AIM =>
Please print every line of the records below without changing anything.

Listings of element locations:
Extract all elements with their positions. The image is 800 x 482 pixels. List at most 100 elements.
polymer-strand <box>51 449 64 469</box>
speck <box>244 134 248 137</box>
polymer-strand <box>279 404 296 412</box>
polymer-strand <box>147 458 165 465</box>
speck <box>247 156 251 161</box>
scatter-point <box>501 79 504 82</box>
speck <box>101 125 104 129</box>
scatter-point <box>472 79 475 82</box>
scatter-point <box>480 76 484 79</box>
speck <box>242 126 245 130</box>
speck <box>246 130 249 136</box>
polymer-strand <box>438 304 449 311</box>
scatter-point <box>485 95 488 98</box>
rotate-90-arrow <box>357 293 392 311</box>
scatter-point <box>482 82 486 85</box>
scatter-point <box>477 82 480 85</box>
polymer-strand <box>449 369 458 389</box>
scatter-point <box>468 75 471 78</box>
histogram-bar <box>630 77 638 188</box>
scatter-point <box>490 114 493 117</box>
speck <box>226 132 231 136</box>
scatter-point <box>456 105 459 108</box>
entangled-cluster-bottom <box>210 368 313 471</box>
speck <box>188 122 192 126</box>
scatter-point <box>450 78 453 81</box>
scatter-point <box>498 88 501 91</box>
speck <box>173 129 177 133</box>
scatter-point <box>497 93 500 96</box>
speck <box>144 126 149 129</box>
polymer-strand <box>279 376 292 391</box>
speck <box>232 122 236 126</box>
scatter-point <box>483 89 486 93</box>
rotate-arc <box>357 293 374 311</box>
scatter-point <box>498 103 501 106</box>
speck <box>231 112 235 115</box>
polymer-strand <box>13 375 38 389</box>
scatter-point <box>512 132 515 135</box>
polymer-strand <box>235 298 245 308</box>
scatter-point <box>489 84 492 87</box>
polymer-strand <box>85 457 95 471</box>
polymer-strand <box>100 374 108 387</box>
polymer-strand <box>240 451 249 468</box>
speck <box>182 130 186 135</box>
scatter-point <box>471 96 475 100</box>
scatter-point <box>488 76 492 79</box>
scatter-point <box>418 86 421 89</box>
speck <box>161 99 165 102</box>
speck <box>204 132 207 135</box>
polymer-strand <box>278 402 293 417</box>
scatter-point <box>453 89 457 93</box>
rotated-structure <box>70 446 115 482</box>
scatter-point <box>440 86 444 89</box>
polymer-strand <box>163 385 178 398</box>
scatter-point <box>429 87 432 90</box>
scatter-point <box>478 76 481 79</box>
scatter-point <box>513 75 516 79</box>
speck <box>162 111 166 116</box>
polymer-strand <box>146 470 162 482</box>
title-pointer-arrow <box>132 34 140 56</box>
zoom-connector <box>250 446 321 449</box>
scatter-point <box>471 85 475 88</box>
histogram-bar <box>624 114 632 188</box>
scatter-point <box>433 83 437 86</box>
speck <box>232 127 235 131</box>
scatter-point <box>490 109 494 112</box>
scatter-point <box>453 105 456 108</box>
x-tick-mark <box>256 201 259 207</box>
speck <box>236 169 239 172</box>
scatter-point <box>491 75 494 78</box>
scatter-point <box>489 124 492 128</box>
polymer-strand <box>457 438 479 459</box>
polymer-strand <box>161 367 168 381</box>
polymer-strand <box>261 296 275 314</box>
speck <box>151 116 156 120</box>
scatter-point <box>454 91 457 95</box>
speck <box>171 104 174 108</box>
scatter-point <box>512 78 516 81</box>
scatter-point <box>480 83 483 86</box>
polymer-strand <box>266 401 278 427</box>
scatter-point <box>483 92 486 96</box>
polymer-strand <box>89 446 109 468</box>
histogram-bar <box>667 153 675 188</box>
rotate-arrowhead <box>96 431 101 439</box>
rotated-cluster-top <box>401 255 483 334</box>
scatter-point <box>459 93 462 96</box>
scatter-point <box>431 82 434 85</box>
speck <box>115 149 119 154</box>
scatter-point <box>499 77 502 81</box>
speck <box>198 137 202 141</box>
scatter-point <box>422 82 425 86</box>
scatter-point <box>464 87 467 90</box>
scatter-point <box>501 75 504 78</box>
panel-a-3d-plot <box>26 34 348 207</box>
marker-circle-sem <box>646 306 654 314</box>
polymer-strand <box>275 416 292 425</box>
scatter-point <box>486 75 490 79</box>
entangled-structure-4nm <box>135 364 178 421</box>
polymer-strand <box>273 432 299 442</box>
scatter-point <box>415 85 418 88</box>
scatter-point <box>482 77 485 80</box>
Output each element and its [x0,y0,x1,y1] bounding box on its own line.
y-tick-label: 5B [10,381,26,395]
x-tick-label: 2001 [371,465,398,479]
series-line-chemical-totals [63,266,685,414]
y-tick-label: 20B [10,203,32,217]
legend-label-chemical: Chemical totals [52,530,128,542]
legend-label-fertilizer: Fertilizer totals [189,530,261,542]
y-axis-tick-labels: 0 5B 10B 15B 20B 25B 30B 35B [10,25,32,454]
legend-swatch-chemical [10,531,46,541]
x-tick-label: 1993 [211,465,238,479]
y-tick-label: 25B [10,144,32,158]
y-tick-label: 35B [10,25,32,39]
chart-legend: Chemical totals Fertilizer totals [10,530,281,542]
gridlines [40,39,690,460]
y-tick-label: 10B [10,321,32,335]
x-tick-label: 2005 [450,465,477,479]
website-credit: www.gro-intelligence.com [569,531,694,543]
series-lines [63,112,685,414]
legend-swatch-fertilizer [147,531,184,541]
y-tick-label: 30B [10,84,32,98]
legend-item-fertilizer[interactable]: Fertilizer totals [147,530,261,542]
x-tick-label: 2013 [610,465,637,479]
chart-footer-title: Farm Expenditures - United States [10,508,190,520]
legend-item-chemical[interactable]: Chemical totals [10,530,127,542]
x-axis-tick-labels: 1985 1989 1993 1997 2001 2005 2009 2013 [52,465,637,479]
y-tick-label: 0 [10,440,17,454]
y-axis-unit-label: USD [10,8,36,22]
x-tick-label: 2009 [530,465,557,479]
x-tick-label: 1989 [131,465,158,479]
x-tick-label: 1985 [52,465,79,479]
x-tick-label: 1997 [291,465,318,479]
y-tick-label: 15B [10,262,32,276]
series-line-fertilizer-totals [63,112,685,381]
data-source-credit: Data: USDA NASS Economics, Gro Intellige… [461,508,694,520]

SOLUTION BELOW =>
Extract all elements with their positions. The image is 800 x 482 pixels. List at most 100 elements.
polymer-strand <box>51 449 64 469</box>
speck <box>244 134 248 137</box>
polymer-strand <box>279 404 296 412</box>
polymer-strand <box>147 458 165 465</box>
speck <box>247 156 251 161</box>
scatter-point <box>501 79 504 82</box>
speck <box>101 125 104 129</box>
scatter-point <box>472 79 475 82</box>
scatter-point <box>480 76 484 79</box>
speck <box>242 126 245 130</box>
speck <box>246 130 249 136</box>
polymer-strand <box>438 304 449 311</box>
scatter-point <box>485 95 488 98</box>
rotate-90-arrow <box>357 293 392 311</box>
scatter-point <box>482 82 486 85</box>
scatter-point <box>477 82 480 85</box>
polymer-strand <box>449 369 458 389</box>
scatter-point <box>468 75 471 78</box>
histogram-bar <box>630 77 638 188</box>
scatter-point <box>490 114 493 117</box>
speck <box>226 132 231 136</box>
scatter-point <box>456 105 459 108</box>
entangled-cluster-bottom <box>210 368 313 471</box>
speck <box>188 122 192 126</box>
scatter-point <box>450 78 453 81</box>
scatter-point <box>498 88 501 91</box>
speck <box>173 129 177 133</box>
scatter-point <box>497 93 500 96</box>
speck <box>144 126 149 129</box>
polymer-strand <box>279 376 292 391</box>
speck <box>232 122 236 126</box>
scatter-point <box>483 89 486 93</box>
rotate-arc <box>357 293 374 311</box>
scatter-point <box>498 103 501 106</box>
speck <box>231 112 235 115</box>
polymer-strand <box>13 375 38 389</box>
scatter-point <box>512 132 515 135</box>
polymer-strand <box>235 298 245 308</box>
scatter-point <box>489 84 492 87</box>
polymer-strand <box>85 457 95 471</box>
polymer-strand <box>100 374 108 387</box>
polymer-strand <box>240 451 249 468</box>
speck <box>182 130 186 135</box>
scatter-point <box>471 96 475 100</box>
scatter-point <box>488 76 492 79</box>
scatter-point <box>418 86 421 89</box>
speck <box>161 99 165 102</box>
speck <box>204 132 207 135</box>
polymer-strand <box>278 402 293 417</box>
scatter-point <box>453 89 457 93</box>
rotated-structure <box>70 446 115 482</box>
scatter-point <box>440 86 444 89</box>
polymer-strand <box>163 385 178 398</box>
scatter-point <box>429 87 432 90</box>
scatter-point <box>478 76 481 79</box>
scatter-point <box>513 75 516 79</box>
speck <box>162 111 166 116</box>
polymer-strand <box>146 470 162 482</box>
title-pointer-arrow <box>132 34 140 56</box>
zoom-connector <box>250 446 321 449</box>
scatter-point <box>471 85 475 88</box>
histogram-bar <box>624 114 632 188</box>
scatter-point <box>433 83 437 86</box>
speck <box>232 127 235 131</box>
scatter-point <box>490 109 494 112</box>
scatter-point <box>453 105 456 108</box>
x-tick-mark <box>256 201 259 207</box>
speck <box>236 169 239 172</box>
scatter-point <box>491 75 494 78</box>
scatter-point <box>489 124 492 128</box>
polymer-strand <box>457 438 479 459</box>
polymer-strand <box>161 367 168 381</box>
polymer-strand <box>261 296 275 314</box>
speck <box>151 116 156 120</box>
scatter-point <box>454 91 457 95</box>
speck <box>171 104 174 108</box>
scatter-point <box>512 78 516 81</box>
scatter-point <box>480 83 483 86</box>
polymer-strand <box>266 401 278 427</box>
scatter-point <box>483 92 486 96</box>
polymer-strand <box>89 446 109 468</box>
histogram-bar <box>667 153 675 188</box>
rotate-arrowhead <box>96 431 101 439</box>
rotated-cluster-top <box>401 255 483 334</box>
scatter-point <box>459 93 462 96</box>
scatter-point <box>431 82 434 85</box>
speck <box>115 149 119 154</box>
scatter-point <box>499 77 502 81</box>
speck <box>198 137 202 141</box>
scatter-point <box>422 82 425 86</box>
scatter-point <box>464 87 467 90</box>
scatter-point <box>501 75 504 78</box>
panel-a-3d-plot <box>26 34 348 207</box>
marker-circle-sem <box>646 306 654 314</box>
polymer-strand <box>275 416 292 425</box>
scatter-point <box>486 75 490 79</box>
entangled-structure-4nm <box>135 364 178 421</box>
polymer-strand <box>273 432 299 442</box>
scatter-point <box>415 85 418 88</box>
scatter-point <box>482 77 485 80</box>
Output each element and its [x0,y0,x1,y1] bounding box on its own line.
y-tick-label: 5B [10,381,26,395]
x-tick-label: 2001 [371,465,398,479]
series-line-chemical-totals [63,266,685,414]
y-tick-label: 20B [10,203,32,217]
legend-label-chemical: Chemical totals [52,530,128,542]
legend-label-fertilizer: Fertilizer totals [189,530,261,542]
y-axis-tick-labels: 0 5B 10B 15B 20B 25B 30B 35B [10,25,32,454]
legend-swatch-chemical [10,531,46,541]
x-tick-label: 1993 [211,465,238,479]
y-tick-label: 25B [10,144,32,158]
y-tick-label: 35B [10,25,32,39]
chart-legend: Chemical totals Fertilizer totals [10,530,281,542]
gridlines [40,39,690,460]
y-tick-label: 10B [10,321,32,335]
x-tick-label: 2005 [450,465,477,479]
website-credit: www.gro-intelligence.com [569,531,694,543]
series-lines [63,112,685,414]
legend-swatch-fertilizer [147,531,184,541]
y-tick-label: 30B [10,84,32,98]
legend-item-fertilizer[interactable]: Fertilizer totals [147,530,261,542]
x-tick-label: 2013 [610,465,637,479]
chart-footer-title: Farm Expenditures - United States [10,508,190,520]
legend-item-chemical[interactable]: Chemical totals [10,530,127,542]
x-axis-tick-labels: 1985 1989 1993 1997 2001 2005 2009 2013 [52,465,637,479]
y-tick-label: 0 [10,440,17,454]
y-axis-unit-label: USD [10,8,36,22]
x-tick-label: 2009 [530,465,557,479]
x-tick-label: 1989 [131,465,158,479]
x-tick-label: 1985 [52,465,79,479]
x-tick-label: 1997 [291,465,318,479]
y-tick-label: 15B [10,262,32,276]
series-line-fertilizer-totals [63,112,685,381]
data-source-credit: Data: USDA NASS Economics, Gro Intellige… [461,508,694,520]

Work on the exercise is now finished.